## [The task]
Without the pictures, can you quote each line below exactly?

* START Record set *

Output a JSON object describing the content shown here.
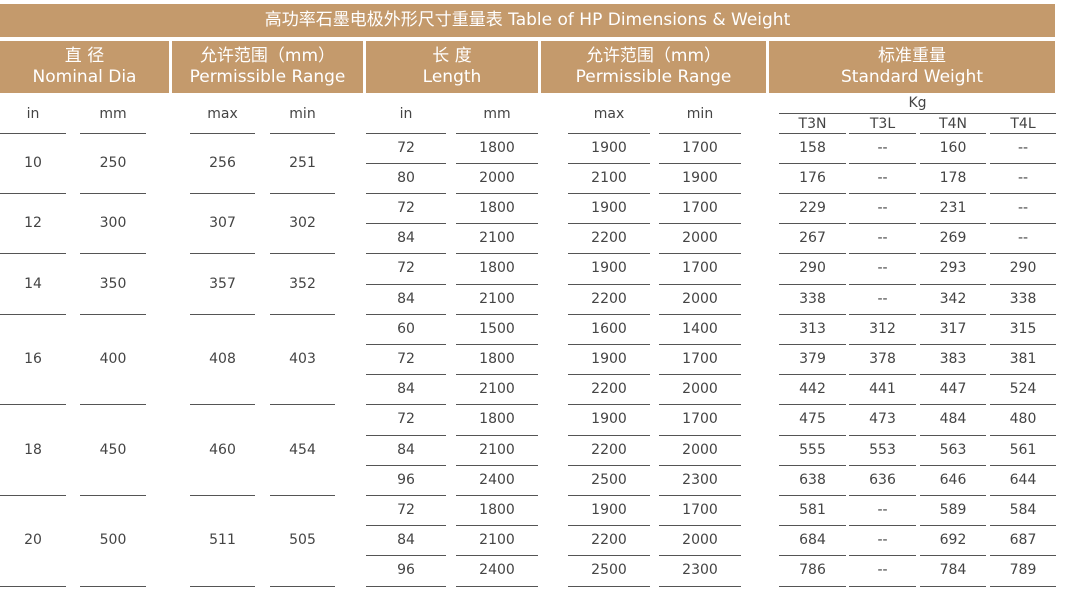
{
  "title": "高功率石墨电极外形尺寸重量表  Table of HP Dimensions & Weight",
  "headers": [
    {
      "cn": "直  径",
      "en": "Nominal Dia"
    },
    {
      "cn": "允许范围（mm）",
      "en": "Permissible Range"
    },
    {
      "cn": "长  度",
      "en": "Length"
    },
    {
      "cn": "允许范围（mm）",
      "en": "Permissible Range"
    },
    {
      "cn": "标准重量",
      "en": "Standard Weight"
    }
  ],
  "subheaders": {
    "dia": [
      "in",
      "mm"
    ],
    "range1": [
      "max",
      "min"
    ],
    "length": [
      "in",
      "mm"
    ],
    "range2": [
      "max",
      "min"
    ],
    "weight_unit": "Kg",
    "weight": [
      "T3N",
      "T3L",
      "T4N",
      "T4L"
    ]
  },
  "groups": [
    {
      "in": "10",
      "mm": "250",
      "max": "256",
      "min": "251",
      "rows": [
        {
          "len_in": "72",
          "len_mm": "1800",
          "max": "1900",
          "min": "1700",
          "t3n": "158",
          "t3l": "--",
          "t4n": "160",
          "t4l": "--"
        },
        {
          "len_in": "80",
          "len_mm": "2000",
          "max": "2100",
          "min": "1900",
          "t3n": "176",
          "t3l": "--",
          "t4n": "178",
          "t4l": "--"
        }
      ]
    },
    {
      "in": "12",
      "mm": "300",
      "max": "307",
      "min": "302",
      "rows": [
        {
          "len_in": "72",
          "len_mm": "1800",
          "max": "1900",
          "min": "1700",
          "t3n": "229",
          "t3l": "--",
          "t4n": "231",
          "t4l": "--"
        },
        {
          "len_in": "84",
          "len_mm": "2100",
          "max": "2200",
          "min": "2000",
          "t3n": "267",
          "t3l": "--",
          "t4n": "269",
          "t4l": "--"
        }
      ]
    },
    {
      "in": "14",
      "mm": "350",
      "max": "357",
      "min": "352",
      "rows": [
        {
          "len_in": "72",
          "len_mm": "1800",
          "max": "1900",
          "min": "1700",
          "t3n": "290",
          "t3l": "--",
          "t4n": "293",
          "t4l": "290"
        },
        {
          "len_in": "84",
          "len_mm": "2100",
          "max": "2200",
          "min": "2000",
          "t3n": "338",
          "t3l": "--",
          "t4n": "342",
          "t4l": "338"
        }
      ]
    },
    {
      "in": "16",
      "mm": "400",
      "max": "408",
      "min": "403",
      "rows": [
        {
          "len_in": "60",
          "len_mm": "1500",
          "max": "1600",
          "min": "1400",
          "t3n": "313",
          "t3l": "312",
          "t4n": "317",
          "t4l": "315"
        },
        {
          "len_in": "72",
          "len_mm": "1800",
          "max": "1900",
          "min": "1700",
          "t3n": "379",
          "t3l": "378",
          "t4n": "383",
          "t4l": "381"
        },
        {
          "len_in": "84",
          "len_mm": "2100",
          "max": "2200",
          "min": "2000",
          "t3n": "442",
          "t3l": "441",
          "t4n": "447",
          "t4l": "524"
        }
      ]
    },
    {
      "in": "18",
      "mm": "450",
      "max": "460",
      "min": "454",
      "rows": [
        {
          "len_in": "72",
          "len_mm": "1800",
          "max": "1900",
          "min": "1700",
          "t3n": "475",
          "t3l": "473",
          "t4n": "484",
          "t4l": "480"
        },
        {
          "len_in": "84",
          "len_mm": "2100",
          "max": "2200",
          "min": "2000",
          "t3n": "555",
          "t3l": "553",
          "t4n": "563",
          "t4l": "561"
        },
        {
          "len_in": "96",
          "len_mm": "2400",
          "max": "2500",
          "min": "2300",
          "t3n": "638",
          "t3l": "636",
          "t4n": "646",
          "t4l": "644"
        }
      ]
    },
    {
      "in": "20",
      "mm": "500",
      "max": "511",
      "min": "505",
      "rows": [
        {
          "len_in": "72",
          "len_mm": "1800",
          "max": "1900",
          "min": "1700",
          "t3n": "581",
          "t3l": "--",
          "t4n": "589",
          "t4l": "584"
        },
        {
          "len_in": "84",
          "len_mm": "2100",
          "max": "2200",
          "min": "2000",
          "t3n": "684",
          "t3l": "--",
          "t4n": "692",
          "t4l": "687"
        },
        {
          "len_in": "96",
          "len_mm": "2400",
          "max": "2500",
          "min": "2300",
          "t3n": "786",
          "t3l": "--",
          "t4n": "784",
          "t4l": "789"
        }
      ]
    }
  ],
  "colors": {
    "header_bg": "#c49a6c",
    "header_text": "#ffffff",
    "cell_text": "#444444",
    "rule": "#555555"
  }
}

* END Record set *

## [Full answer]
Output a JSON object describing the content shown here.
{
  "title": "高功率石墨电极外形尺寸重量表  Table of HP Dimensions & Weight",
  "headers": [
    {
      "cn": "直  径",
      "en": "Nominal Dia"
    },
    {
      "cn": "允许范围（mm）",
      "en": "Permissible Range"
    },
    {
      "cn": "长  度",
      "en": "Length"
    },
    {
      "cn": "允许范围（mm）",
      "en": "Permissible Range"
    },
    {
      "cn": "标准重量",
      "en": "Standard Weight"
    }
  ],
  "subheaders": {
    "dia": [
      "in",
      "mm"
    ],
    "range1": [
      "max",
      "min"
    ],
    "length": [
      "in",
      "mm"
    ],
    "range2": [
      "max",
      "min"
    ],
    "weight_unit": "Kg",
    "weight": [
      "T3N",
      "T3L",
      "T4N",
      "T4L"
    ]
  },
  "groups": [
    {
      "in": "10",
      "mm": "250",
      "max": "256",
      "min": "251",
      "rows": [
        {
          "len_in": "72",
          "len_mm": "1800",
          "max": "1900",
          "min": "1700",
          "t3n": "158",
          "t3l": "--",
          "t4n": "160",
          "t4l": "--"
        },
        {
          "len_in": "80",
          "len_mm": "2000",
          "max": "2100",
          "min": "1900",
          "t3n": "176",
          "t3l": "--",
          "t4n": "178",
          "t4l": "--"
        }
      ]
    },
    {
      "in": "12",
      "mm": "300",
      "max": "307",
      "min": "302",
      "rows": [
        {
          "len_in": "72",
          "len_mm": "1800",
          "max": "1900",
          "min": "1700",
          "t3n": "229",
          "t3l": "--",
          "t4n": "231",
          "t4l": "--"
        },
        {
          "len_in": "84",
          "len_mm": "2100",
          "max": "2200",
          "min": "2000",
          "t3n": "267",
          "t3l": "--",
          "t4n": "269",
          "t4l": "--"
        }
      ]
    },
    {
      "in": "14",
      "mm": "350",
      "max": "357",
      "min": "352",
      "rows": [
        {
          "len_in": "72",
          "len_mm": "1800",
          "max": "1900",
          "min": "1700",
          "t3n": "290",
          "t3l": "--",
          "t4n": "293",
          "t4l": "290"
        },
        {
          "len_in": "84",
          "len_mm": "2100",
          "max": "2200",
          "min": "2000",
          "t3n": "338",
          "t3l": "--",
          "t4n": "342",
          "t4l": "338"
        }
      ]
    },
    {
      "in": "16",
      "mm": "400",
      "max": "408",
      "min": "403",
      "rows": [
        {
          "len_in": "60",
          "len_mm": "1500",
          "max": "1600",
          "min": "1400",
          "t3n": "313",
          "t3l": "312",
          "t4n": "317",
          "t4l": "315"
        },
        {
          "len_in": "72",
          "len_mm": "1800",
          "max": "1900",
          "min": "1700",
          "t3n": "379",
          "t3l": "378",
          "t4n": "383",
          "t4l": "381"
        },
        {
          "len_in": "84",
          "len_mm": "2100",
          "max": "2200",
          "min": "2000",
          "t3n": "442",
          "t3l": "441",
          "t4n": "447",
          "t4l": "524"
        }
      ]
    },
    {
      "in": "18",
      "mm": "450",
      "max": "460",
      "min": "454",
      "rows": [
        {
          "len_in": "72",
          "len_mm": "1800",
          "max": "1900",
          "min": "1700",
          "t3n": "475",
          "t3l": "473",
          "t4n": "484",
          "t4l": "480"
        },
        {
          "len_in": "84",
          "len_mm": "2100",
          "max": "2200",
          "min": "2000",
          "t3n": "555",
          "t3l": "553",
          "t4n": "563",
          "t4l": "561"
        },
        {
          "len_in": "96",
          "len_mm": "2400",
          "max": "2500",
          "min": "2300",
          "t3n": "638",
          "t3l": "636",
          "t4n": "646",
          "t4l": "644"
        }
      ]
    },
    {
      "in": "20",
      "mm": "500",
      "max": "511",
      "min": "505",
      "rows": [
        {
          "len_in": "72",
          "len_mm": "1800",
          "max": "1900",
          "min": "1700",
          "t3n": "581",
          "t3l": "--",
          "t4n": "589",
          "t4l": "584"
        },
        {
          "len_in": "84",
          "len_mm": "2100",
          "max": "2200",
          "min": "2000",
          "t3n": "684",
          "t3l": "--",
          "t4n": "692",
          "t4l": "687"
        },
        {
          "len_in": "96",
          "len_mm": "2400",
          "max": "2500",
          "min": "2300",
          "t3n": "786",
          "t3l": "--",
          "t4n": "784",
          "t4l": "789"
        }
      ]
    }
  ],
  "colors": {
    "header_bg": "#c49a6c",
    "header_text": "#ffffff",
    "cell_text": "#444444",
    "rule": "#555555"
  }
}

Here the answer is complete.